**Stated problem**
Exclude the pictures and reproduce the remaining data exactly as written.

(Dataset listings of figures)
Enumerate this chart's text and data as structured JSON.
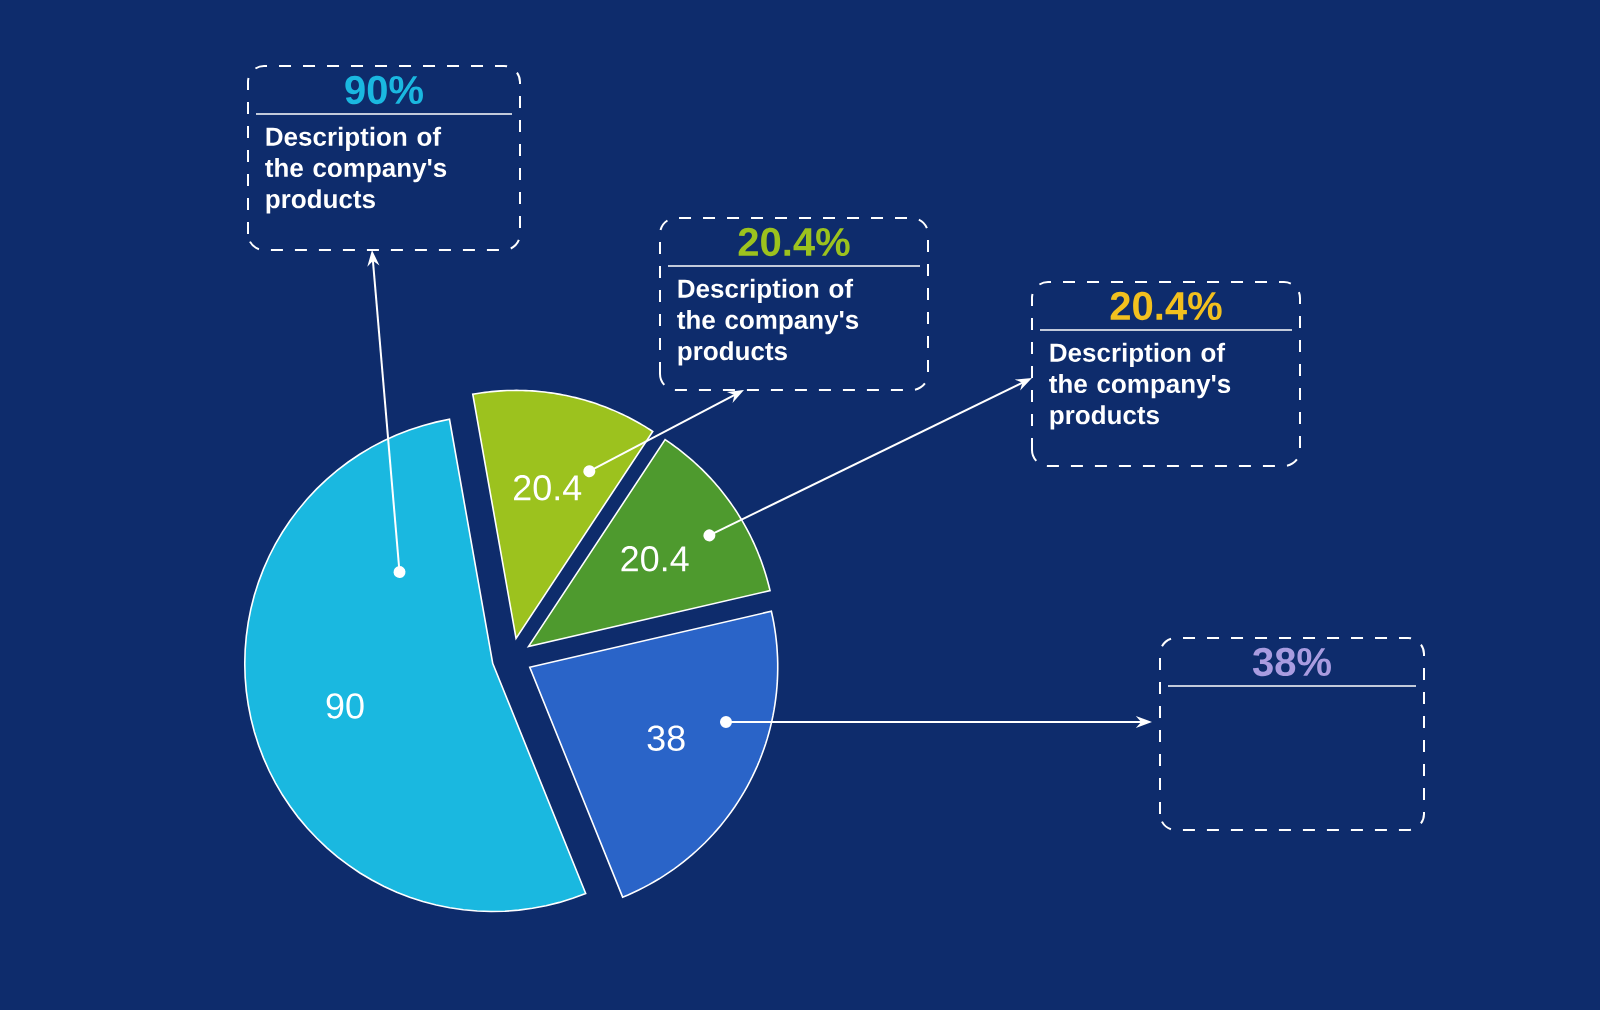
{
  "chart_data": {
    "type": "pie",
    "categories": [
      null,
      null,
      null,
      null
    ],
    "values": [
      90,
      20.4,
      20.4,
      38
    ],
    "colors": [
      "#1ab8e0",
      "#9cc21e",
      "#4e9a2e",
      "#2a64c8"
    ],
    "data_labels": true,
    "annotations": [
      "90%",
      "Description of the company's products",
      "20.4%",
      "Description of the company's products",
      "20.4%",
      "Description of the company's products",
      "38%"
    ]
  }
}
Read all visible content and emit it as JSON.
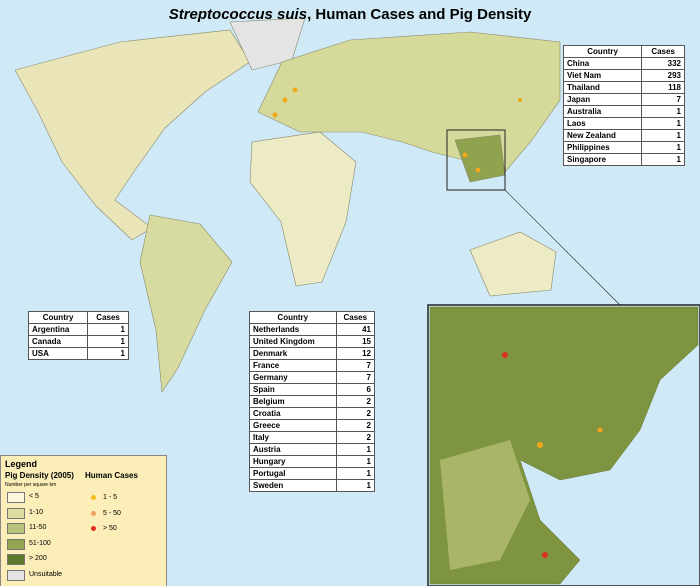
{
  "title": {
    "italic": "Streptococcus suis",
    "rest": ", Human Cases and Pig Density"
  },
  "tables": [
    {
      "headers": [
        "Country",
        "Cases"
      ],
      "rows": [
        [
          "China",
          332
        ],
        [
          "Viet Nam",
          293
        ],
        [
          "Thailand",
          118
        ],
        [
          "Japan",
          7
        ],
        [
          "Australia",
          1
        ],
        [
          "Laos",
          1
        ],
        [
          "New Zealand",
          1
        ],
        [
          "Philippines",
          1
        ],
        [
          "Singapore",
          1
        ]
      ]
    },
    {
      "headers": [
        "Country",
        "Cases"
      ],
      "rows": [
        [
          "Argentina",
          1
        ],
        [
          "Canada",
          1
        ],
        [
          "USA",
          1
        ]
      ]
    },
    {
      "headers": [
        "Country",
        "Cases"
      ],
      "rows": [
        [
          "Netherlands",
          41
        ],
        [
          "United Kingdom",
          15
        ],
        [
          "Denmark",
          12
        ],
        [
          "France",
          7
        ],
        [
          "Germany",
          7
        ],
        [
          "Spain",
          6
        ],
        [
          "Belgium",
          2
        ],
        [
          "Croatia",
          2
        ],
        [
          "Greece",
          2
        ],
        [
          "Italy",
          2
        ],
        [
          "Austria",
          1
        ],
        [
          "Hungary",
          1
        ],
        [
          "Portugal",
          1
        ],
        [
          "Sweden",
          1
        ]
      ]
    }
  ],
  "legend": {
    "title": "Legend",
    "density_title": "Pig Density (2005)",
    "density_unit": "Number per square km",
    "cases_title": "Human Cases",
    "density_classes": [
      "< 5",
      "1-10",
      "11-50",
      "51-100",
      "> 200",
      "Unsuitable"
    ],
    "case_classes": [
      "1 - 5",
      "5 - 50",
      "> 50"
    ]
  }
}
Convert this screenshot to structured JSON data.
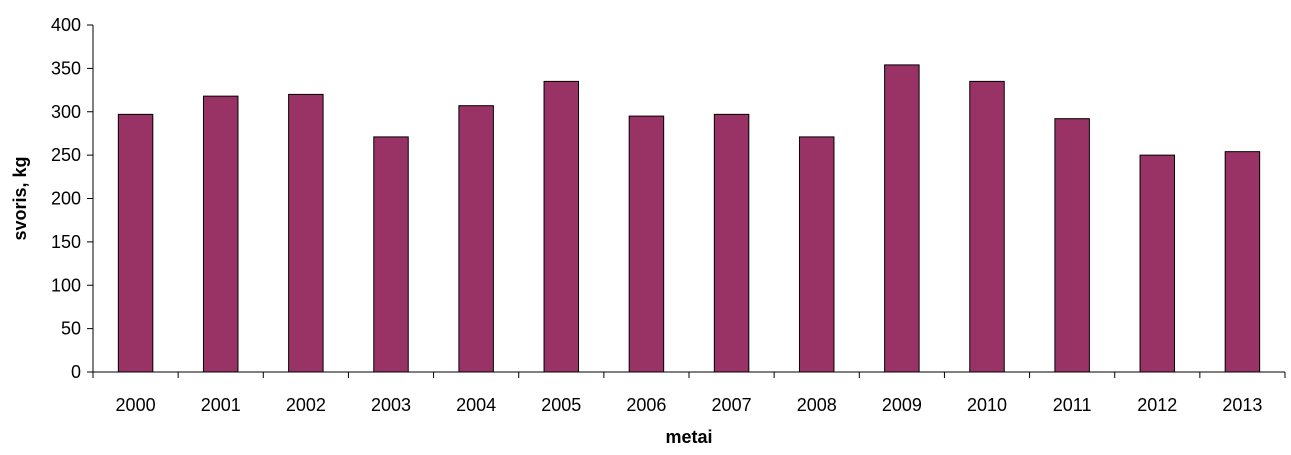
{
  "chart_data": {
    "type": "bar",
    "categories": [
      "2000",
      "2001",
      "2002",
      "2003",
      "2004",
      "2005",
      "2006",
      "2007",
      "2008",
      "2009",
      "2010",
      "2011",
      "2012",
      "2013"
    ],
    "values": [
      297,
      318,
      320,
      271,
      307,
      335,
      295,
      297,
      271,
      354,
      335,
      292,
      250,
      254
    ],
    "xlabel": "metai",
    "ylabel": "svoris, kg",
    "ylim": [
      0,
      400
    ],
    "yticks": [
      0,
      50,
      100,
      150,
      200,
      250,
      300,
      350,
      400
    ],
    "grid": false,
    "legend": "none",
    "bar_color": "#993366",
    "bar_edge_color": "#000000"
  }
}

**Written response**
Enumerate this chart's text and data as structured JSON.
{
  "chart_data": {
    "type": "pie",
    "categories": [
      null,
      null,
      null,
      null
    ],
    "values": [
      90,
      20.4,
      20.4,
      38
    ],
    "colors": [
      "#1ab8e0",
      "#9cc21e",
      "#4e9a2e",
      "#2a64c8"
    ],
    "data_labels": true,
    "annotations": [
      "90%",
      "Description of the company's products",
      "20.4%",
      "Description of the company's products",
      "20.4%",
      "Description of the company's products",
      "38%"
    ]
  }
}
Read all visible content and emit it as JSON.
{
  "title": {
    "italic": "Streptococcus suis",
    "rest": ", Human Cases and Pig Density"
  },
  "tables": [
    {
      "headers": [
        "Country",
        "Cases"
      ],
      "rows": [
        [
          "China",
          332
        ],
        [
          "Viet Nam",
          293
        ],
        [
          "Thailand",
          118
        ],
        [
          "Japan",
          7
        ],
        [
          "Australia",
          1
        ],
        [
          "Laos",
          1
        ],
        [
          "New Zealand",
          1
        ],
        [
          "Philippines",
          1
        ],
        [
          "Singapore",
          1
        ]
      ]
    },
    {
      "headers": [
        "Country",
        "Cases"
      ],
      "rows": [
        [
          "Argentina",
          1
        ],
        [
          "Canada",
          1
        ],
        [
          "USA",
          1
        ]
      ]
    },
    {
      "headers": [
        "Country",
        "Cases"
      ],
      "rows": [
        [
          "Netherlands",
          41
        ],
        [
          "United Kingdom",
          15
        ],
        [
          "Denmark",
          12
        ],
        [
          "France",
          7
        ],
        [
          "Germany",
          7
        ],
        [
          "Spain",
          6
        ],
        [
          "Belgium",
          2
        ],
        [
          "Croatia",
          2
        ],
        [
          "Greece",
          2
        ],
        [
          "Italy",
          2
        ],
        [
          "Austria",
          1
        ],
        [
          "Hungary",
          1
        ],
        [
          "Portugal",
          1
        ],
        [
          "Sweden",
          1
        ]
      ]
    }
  ],
  "legend": {
    "title": "Legend",
    "density_title": "Pig Density (2005)",
    "density_unit": "Number per square km",
    "cases_title": "Human Cases",
    "density_classes": [
      "< 5",
      "1-10",
      "11-50",
      "51-100",
      "> 200",
      "Unsuitable"
    ],
    "case_classes": [
      "1 - 5",
      "5 - 50",
      "> 50"
    ]
  }
}
Convert this screenshot to structured JSON data.
{
  "chart_data": {
    "type": "bar",
    "categories": [
      "2000",
      "2001",
      "2002",
      "2003",
      "2004",
      "2005",
      "2006",
      "2007",
      "2008",
      "2009",
      "2010",
      "2011",
      "2012",
      "2013"
    ],
    "values": [
      297,
      318,
      320,
      271,
      307,
      335,
      295,
      297,
      271,
      354,
      335,
      292,
      250,
      254
    ],
    "xlabel": "metai",
    "ylabel": "svoris, kg",
    "ylim": [
      0,
      400
    ],
    "yticks": [
      0,
      50,
      100,
      150,
      200,
      250,
      300,
      350,
      400
    ],
    "grid": false,
    "legend": "none",
    "bar_color": "#993366",
    "bar_edge_color": "#000000"
  }
}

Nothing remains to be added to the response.